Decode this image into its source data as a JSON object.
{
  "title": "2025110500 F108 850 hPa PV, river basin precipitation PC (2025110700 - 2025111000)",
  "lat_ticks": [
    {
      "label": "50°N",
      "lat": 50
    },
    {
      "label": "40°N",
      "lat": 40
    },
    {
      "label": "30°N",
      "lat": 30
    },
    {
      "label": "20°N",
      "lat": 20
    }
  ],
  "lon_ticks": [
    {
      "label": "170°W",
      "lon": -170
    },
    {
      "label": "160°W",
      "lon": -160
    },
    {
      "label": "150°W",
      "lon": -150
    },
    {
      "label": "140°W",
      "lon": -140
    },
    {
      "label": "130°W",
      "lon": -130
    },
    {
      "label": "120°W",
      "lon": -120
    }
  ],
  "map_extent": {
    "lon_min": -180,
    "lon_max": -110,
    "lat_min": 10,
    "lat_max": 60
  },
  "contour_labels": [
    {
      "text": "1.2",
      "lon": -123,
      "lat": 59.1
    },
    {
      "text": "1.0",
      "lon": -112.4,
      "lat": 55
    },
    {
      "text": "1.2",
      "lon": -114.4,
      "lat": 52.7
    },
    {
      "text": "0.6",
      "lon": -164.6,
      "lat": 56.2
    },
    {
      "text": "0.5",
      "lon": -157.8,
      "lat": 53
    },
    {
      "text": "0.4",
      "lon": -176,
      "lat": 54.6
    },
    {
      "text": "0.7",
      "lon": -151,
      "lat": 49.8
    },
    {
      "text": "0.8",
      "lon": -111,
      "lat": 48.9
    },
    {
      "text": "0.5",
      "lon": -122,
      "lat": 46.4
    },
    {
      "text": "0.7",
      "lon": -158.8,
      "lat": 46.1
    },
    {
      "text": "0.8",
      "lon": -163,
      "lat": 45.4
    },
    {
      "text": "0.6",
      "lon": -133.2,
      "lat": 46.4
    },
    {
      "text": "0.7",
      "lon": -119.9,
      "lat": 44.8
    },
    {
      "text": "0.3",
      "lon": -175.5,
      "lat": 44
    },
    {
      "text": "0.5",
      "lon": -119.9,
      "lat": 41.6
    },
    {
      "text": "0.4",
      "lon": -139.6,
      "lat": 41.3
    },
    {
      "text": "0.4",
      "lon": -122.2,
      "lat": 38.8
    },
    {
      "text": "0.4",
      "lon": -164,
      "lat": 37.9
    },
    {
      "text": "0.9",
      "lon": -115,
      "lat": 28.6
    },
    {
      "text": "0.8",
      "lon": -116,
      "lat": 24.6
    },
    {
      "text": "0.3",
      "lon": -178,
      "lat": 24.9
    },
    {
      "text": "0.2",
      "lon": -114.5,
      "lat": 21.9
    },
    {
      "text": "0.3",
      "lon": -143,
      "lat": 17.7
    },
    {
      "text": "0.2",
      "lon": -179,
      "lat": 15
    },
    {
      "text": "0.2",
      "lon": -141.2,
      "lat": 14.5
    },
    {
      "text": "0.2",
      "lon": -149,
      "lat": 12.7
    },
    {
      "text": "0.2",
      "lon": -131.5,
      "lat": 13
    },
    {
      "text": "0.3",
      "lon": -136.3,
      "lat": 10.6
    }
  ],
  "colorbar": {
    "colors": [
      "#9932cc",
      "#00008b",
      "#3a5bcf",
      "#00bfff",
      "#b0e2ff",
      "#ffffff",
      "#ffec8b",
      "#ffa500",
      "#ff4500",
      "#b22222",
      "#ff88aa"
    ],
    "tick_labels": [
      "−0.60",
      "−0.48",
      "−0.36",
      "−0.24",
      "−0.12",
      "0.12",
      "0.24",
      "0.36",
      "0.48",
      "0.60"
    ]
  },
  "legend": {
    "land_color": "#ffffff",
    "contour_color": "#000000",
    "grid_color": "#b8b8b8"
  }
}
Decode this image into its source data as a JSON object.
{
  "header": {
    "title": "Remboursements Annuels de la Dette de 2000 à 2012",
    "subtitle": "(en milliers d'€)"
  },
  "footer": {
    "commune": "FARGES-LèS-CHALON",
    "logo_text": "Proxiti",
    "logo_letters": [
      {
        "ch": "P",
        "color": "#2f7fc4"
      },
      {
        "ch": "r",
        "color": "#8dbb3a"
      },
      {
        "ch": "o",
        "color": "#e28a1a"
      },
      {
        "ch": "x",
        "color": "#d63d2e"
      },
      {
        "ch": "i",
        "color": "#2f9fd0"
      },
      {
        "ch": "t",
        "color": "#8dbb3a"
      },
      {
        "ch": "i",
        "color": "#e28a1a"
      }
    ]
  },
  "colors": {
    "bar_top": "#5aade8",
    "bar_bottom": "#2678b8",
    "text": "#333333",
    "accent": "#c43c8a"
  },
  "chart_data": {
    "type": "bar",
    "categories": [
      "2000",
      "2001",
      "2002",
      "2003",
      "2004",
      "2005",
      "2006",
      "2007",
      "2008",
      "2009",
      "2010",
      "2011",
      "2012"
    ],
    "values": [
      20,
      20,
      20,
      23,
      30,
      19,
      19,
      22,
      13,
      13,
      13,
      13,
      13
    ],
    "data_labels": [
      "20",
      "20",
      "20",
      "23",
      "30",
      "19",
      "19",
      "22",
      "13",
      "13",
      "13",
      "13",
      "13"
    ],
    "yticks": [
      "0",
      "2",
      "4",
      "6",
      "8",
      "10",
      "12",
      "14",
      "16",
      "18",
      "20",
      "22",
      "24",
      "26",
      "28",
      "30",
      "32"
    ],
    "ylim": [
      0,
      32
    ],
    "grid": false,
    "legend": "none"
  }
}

#### AIM OF THE EXERCISE:
Write the material out exactly, with nothing left out.

#### REPLY TO THE TASK:
Decode this image into its source data as a JSON object.
{
  "title": "2025110500 F108 850 hPa PV, river basin precipitation PC (2025110700 - 2025111000)",
  "lat_ticks": [
    {
      "label": "50°N",
      "lat": 50
    },
    {
      "label": "40°N",
      "lat": 40
    },
    {
      "label": "30°N",
      "lat": 30
    },
    {
      "label": "20°N",
      "lat": 20
    }
  ],
  "lon_ticks": [
    {
      "label": "170°W",
      "lon": -170
    },
    {
      "label": "160°W",
      "lon": -160
    },
    {
      "label": "150°W",
      "lon": -150
    },
    {
      "label": "140°W",
      "lon": -140
    },
    {
      "label": "130°W",
      "lon": -130
    },
    {
      "label": "120°W",
      "lon": -120
    }
  ],
  "map_extent": {
    "lon_min": -180,
    "lon_max": -110,
    "lat_min": 10,
    "lat_max": 60
  },
  "contour_labels": [
    {
      "text": "1.2",
      "lon": -123,
      "lat": 59.1
    },
    {
      "text": "1.0",
      "lon": -112.4,
      "lat": 55
    },
    {
      "text": "1.2",
      "lon": -114.4,
      "lat": 52.7
    },
    {
      "text": "0.6",
      "lon": -164.6,
      "lat": 56.2
    },
    {
      "text": "0.5",
      "lon": -157.8,
      "lat": 53
    },
    {
      "text": "0.4",
      "lon": -176,
      "lat": 54.6
    },
    {
      "text": "0.7",
      "lon": -151,
      "lat": 49.8
    },
    {
      "text": "0.8",
      "lon": -111,
      "lat": 48.9
    },
    {
      "text": "0.5",
      "lon": -122,
      "lat": 46.4
    },
    {
      "text": "0.7",
      "lon": -158.8,
      "lat": 46.1
    },
    {
      "text": "0.8",
      "lon": -163,
      "lat": 45.4
    },
    {
      "text": "0.6",
      "lon": -133.2,
      "lat": 46.4
    },
    {
      "text": "0.7",
      "lon": -119.9,
      "lat": 44.8
    },
    {
      "text": "0.3",
      "lon": -175.5,
      "lat": 44
    },
    {
      "text": "0.5",
      "lon": -119.9,
      "lat": 41.6
    },
    {
      "text": "0.4",
      "lon": -139.6,
      "lat": 41.3
    },
    {
      "text": "0.4",
      "lon": -122.2,
      "lat": 38.8
    },
    {
      "text": "0.4",
      "lon": -164,
      "lat": 37.9
    },
    {
      "text": "0.9",
      "lon": -115,
      "lat": 28.6
    },
    {
      "text": "0.8",
      "lon": -116,
      "lat": 24.6
    },
    {
      "text": "0.3",
      "lon": -178,
      "lat": 24.9
    },
    {
      "text": "0.2",
      "lon": -114.5,
      "lat": 21.9
    },
    {
      "text": "0.3",
      "lon": -143,
      "lat": 17.7
    },
    {
      "text": "0.2",
      "lon": -179,
      "lat": 15
    },
    {
      "text": "0.2",
      "lon": -141.2,
      "lat": 14.5
    },
    {
      "text": "0.2",
      "lon": -149,
      "lat": 12.7
    },
    {
      "text": "0.2",
      "lon": -131.5,
      "lat": 13
    },
    {
      "text": "0.3",
      "lon": -136.3,
      "lat": 10.6
    }
  ],
  "colorbar": {
    "colors": [
      "#9932cc",
      "#00008b",
      "#3a5bcf",
      "#00bfff",
      "#b0e2ff",
      "#ffffff",
      "#ffec8b",
      "#ffa500",
      "#ff4500",
      "#b22222",
      "#ff88aa"
    ],
    "tick_labels": [
      "−0.60",
      "−0.48",
      "−0.36",
      "−0.24",
      "−0.12",
      "0.12",
      "0.24",
      "0.36",
      "0.48",
      "0.60"
    ]
  },
  "legend": {
    "land_color": "#ffffff",
    "contour_color": "#000000",
    "grid_color": "#b8b8b8"
  }
}
Decode this image into its source data as a JSON object.
{
  "header": {
    "title": "Remboursements Annuels de la Dette de 2000 à 2012",
    "subtitle": "(en milliers d'€)"
  },
  "footer": {
    "commune": "FARGES-LèS-CHALON",
    "logo_text": "Proxiti",
    "logo_letters": [
      {
        "ch": "P",
        "color": "#2f7fc4"
      },
      {
        "ch": "r",
        "color": "#8dbb3a"
      },
      {
        "ch": "o",
        "color": "#e28a1a"
      },
      {
        "ch": "x",
        "color": "#d63d2e"
      },
      {
        "ch": "i",
        "color": "#2f9fd0"
      },
      {
        "ch": "t",
        "color": "#8dbb3a"
      },
      {
        "ch": "i",
        "color": "#e28a1a"
      }
    ]
  },
  "colors": {
    "bar_top": "#5aade8",
    "bar_bottom": "#2678b8",
    "text": "#333333",
    "accent": "#c43c8a"
  },
  "chart_data": {
    "type": "bar",
    "categories": [
      "2000",
      "2001",
      "2002",
      "2003",
      "2004",
      "2005",
      "2006",
      "2007",
      "2008",
      "2009",
      "2010",
      "2011",
      "2012"
    ],
    "values": [
      20,
      20,
      20,
      23,
      30,
      19,
      19,
      22,
      13,
      13,
      13,
      13,
      13
    ],
    "data_labels": [
      "20",
      "20",
      "20",
      "23",
      "30",
      "19",
      "19",
      "22",
      "13",
      "13",
      "13",
      "13",
      "13"
    ],
    "yticks": [
      "0",
      "2",
      "4",
      "6",
      "8",
      "10",
      "12",
      "14",
      "16",
      "18",
      "20",
      "22",
      "24",
      "26",
      "28",
      "30",
      "32"
    ],
    "ylim": [
      0,
      32
    ],
    "grid": false,
    "legend": "none"
  }
}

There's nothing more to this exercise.